- INPUT RECORDS
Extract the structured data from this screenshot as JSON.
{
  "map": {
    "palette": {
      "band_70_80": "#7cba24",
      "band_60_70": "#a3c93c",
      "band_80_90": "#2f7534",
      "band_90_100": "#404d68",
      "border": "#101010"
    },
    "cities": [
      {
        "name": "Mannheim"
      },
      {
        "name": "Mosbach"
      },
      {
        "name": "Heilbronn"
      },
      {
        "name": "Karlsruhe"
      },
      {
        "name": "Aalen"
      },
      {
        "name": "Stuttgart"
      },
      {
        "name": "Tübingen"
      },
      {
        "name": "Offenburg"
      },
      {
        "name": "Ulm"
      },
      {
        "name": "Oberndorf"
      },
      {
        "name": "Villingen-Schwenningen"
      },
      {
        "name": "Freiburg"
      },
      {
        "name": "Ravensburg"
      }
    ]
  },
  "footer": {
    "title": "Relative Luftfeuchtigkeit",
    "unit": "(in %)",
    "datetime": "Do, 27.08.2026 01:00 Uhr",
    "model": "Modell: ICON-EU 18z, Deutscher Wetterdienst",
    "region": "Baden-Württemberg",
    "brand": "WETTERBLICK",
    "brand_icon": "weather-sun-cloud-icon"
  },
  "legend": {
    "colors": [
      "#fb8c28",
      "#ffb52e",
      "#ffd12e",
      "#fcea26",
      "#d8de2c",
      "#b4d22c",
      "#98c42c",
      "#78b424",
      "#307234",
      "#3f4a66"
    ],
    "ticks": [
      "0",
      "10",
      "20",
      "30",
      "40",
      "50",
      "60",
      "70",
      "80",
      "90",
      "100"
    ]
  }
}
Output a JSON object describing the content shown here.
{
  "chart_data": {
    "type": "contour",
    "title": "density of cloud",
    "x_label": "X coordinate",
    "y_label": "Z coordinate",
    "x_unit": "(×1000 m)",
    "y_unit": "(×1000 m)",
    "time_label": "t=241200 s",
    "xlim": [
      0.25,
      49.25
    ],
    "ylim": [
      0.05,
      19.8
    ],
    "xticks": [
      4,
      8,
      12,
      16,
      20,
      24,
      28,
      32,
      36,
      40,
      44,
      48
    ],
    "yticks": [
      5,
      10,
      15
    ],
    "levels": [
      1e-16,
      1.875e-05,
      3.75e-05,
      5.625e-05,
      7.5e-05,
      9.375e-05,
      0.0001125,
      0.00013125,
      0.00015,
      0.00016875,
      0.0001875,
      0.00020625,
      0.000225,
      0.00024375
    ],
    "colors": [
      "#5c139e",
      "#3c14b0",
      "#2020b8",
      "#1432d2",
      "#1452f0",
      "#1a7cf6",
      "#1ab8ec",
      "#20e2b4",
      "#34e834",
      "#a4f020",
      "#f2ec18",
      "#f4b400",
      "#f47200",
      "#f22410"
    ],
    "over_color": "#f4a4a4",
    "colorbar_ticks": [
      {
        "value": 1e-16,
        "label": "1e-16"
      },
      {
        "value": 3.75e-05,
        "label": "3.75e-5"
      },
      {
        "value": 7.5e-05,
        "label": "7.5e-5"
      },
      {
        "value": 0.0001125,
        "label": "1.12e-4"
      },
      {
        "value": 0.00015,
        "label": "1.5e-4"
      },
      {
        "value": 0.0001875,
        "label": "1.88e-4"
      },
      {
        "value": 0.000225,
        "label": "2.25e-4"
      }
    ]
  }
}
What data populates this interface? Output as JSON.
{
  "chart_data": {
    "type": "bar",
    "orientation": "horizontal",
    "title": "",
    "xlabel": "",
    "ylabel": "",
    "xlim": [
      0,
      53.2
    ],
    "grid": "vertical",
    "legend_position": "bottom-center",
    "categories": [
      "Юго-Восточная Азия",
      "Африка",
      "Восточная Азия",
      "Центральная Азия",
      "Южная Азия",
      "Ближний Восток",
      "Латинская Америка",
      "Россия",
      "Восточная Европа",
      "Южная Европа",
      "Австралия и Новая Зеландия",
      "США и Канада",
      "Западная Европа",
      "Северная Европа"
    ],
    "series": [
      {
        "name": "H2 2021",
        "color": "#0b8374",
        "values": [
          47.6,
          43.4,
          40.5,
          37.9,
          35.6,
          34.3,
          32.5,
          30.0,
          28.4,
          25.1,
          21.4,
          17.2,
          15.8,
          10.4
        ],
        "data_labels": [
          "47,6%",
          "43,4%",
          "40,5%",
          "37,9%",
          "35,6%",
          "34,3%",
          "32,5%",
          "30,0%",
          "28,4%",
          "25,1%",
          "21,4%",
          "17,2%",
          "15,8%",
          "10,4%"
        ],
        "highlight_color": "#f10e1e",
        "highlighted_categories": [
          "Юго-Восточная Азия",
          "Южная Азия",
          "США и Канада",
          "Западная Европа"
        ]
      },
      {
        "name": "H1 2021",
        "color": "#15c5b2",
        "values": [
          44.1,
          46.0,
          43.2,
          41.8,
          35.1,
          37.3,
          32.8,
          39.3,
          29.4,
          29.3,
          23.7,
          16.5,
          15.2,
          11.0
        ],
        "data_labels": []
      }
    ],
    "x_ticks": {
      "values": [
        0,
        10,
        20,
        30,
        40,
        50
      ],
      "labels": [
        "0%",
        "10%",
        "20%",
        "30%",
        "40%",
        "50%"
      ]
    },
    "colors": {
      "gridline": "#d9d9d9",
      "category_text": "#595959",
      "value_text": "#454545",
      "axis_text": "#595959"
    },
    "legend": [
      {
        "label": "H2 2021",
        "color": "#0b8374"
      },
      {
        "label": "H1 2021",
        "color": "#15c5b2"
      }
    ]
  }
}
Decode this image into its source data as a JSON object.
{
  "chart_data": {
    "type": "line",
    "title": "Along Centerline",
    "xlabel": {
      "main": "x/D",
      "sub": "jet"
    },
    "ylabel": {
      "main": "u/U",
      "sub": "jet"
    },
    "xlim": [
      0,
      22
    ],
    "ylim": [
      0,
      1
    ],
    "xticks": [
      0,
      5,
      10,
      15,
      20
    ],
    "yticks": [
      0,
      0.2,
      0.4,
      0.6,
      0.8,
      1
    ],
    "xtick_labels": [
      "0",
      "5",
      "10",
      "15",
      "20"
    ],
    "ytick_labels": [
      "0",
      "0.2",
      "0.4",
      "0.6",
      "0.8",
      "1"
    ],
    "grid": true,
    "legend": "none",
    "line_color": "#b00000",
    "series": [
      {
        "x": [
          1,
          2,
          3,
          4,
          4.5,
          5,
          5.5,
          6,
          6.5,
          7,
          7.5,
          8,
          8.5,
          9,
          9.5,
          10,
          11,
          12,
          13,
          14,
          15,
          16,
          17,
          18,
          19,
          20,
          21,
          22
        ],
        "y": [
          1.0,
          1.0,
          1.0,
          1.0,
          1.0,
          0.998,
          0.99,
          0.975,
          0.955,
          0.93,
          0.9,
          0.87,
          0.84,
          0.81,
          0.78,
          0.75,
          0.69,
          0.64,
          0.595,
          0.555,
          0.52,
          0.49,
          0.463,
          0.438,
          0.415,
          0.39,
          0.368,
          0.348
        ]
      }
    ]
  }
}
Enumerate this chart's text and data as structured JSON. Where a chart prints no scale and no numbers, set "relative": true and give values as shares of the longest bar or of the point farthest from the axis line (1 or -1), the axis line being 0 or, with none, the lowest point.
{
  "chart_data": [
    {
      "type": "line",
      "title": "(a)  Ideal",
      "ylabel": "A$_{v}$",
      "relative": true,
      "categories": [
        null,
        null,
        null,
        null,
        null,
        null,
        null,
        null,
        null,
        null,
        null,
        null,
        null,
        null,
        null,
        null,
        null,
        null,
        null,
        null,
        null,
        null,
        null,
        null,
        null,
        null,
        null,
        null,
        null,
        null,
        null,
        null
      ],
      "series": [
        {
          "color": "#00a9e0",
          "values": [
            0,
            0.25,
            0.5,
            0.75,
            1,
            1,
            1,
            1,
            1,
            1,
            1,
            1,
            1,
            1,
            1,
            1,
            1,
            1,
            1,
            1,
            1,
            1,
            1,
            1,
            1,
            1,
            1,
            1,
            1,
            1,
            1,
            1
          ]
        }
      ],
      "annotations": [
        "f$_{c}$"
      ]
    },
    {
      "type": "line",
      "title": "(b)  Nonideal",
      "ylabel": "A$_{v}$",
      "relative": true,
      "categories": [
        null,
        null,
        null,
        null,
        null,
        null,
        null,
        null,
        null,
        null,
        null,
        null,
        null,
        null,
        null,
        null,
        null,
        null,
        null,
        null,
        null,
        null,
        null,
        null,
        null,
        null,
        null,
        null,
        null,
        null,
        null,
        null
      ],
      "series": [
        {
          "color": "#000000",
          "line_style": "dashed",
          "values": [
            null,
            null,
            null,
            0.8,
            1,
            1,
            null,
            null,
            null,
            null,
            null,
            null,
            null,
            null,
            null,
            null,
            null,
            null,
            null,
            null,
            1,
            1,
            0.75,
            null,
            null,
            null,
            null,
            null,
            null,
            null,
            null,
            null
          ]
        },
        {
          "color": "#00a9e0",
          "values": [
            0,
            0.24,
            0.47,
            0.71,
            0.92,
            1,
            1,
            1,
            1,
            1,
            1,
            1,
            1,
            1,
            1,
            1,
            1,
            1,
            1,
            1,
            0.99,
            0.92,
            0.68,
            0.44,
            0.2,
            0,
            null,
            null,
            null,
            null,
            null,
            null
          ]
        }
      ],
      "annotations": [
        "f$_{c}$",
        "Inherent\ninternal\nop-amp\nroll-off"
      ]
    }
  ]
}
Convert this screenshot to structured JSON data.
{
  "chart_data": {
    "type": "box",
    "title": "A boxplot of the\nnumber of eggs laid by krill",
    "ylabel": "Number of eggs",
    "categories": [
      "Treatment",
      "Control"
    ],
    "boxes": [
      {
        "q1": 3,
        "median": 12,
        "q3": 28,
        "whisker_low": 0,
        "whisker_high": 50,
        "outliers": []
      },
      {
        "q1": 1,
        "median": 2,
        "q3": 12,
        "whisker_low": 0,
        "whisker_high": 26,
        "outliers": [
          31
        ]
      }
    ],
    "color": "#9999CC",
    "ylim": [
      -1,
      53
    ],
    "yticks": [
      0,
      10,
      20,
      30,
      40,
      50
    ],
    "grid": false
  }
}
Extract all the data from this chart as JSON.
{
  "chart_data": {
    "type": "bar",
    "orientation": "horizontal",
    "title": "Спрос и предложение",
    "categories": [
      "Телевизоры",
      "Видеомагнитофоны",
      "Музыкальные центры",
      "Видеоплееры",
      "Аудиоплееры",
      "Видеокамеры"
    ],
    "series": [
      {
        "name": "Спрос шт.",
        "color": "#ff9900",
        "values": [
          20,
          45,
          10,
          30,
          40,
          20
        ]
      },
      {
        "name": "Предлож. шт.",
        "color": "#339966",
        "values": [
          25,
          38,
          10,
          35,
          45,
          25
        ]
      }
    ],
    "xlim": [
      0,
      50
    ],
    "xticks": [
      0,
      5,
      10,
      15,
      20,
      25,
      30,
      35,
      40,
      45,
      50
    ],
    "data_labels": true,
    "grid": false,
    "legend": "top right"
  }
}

- REQUIRED TASK
How many of the listing's lines contain "JSON"? Respond with a single number and nothing else.

- SOLUTION BELOW
7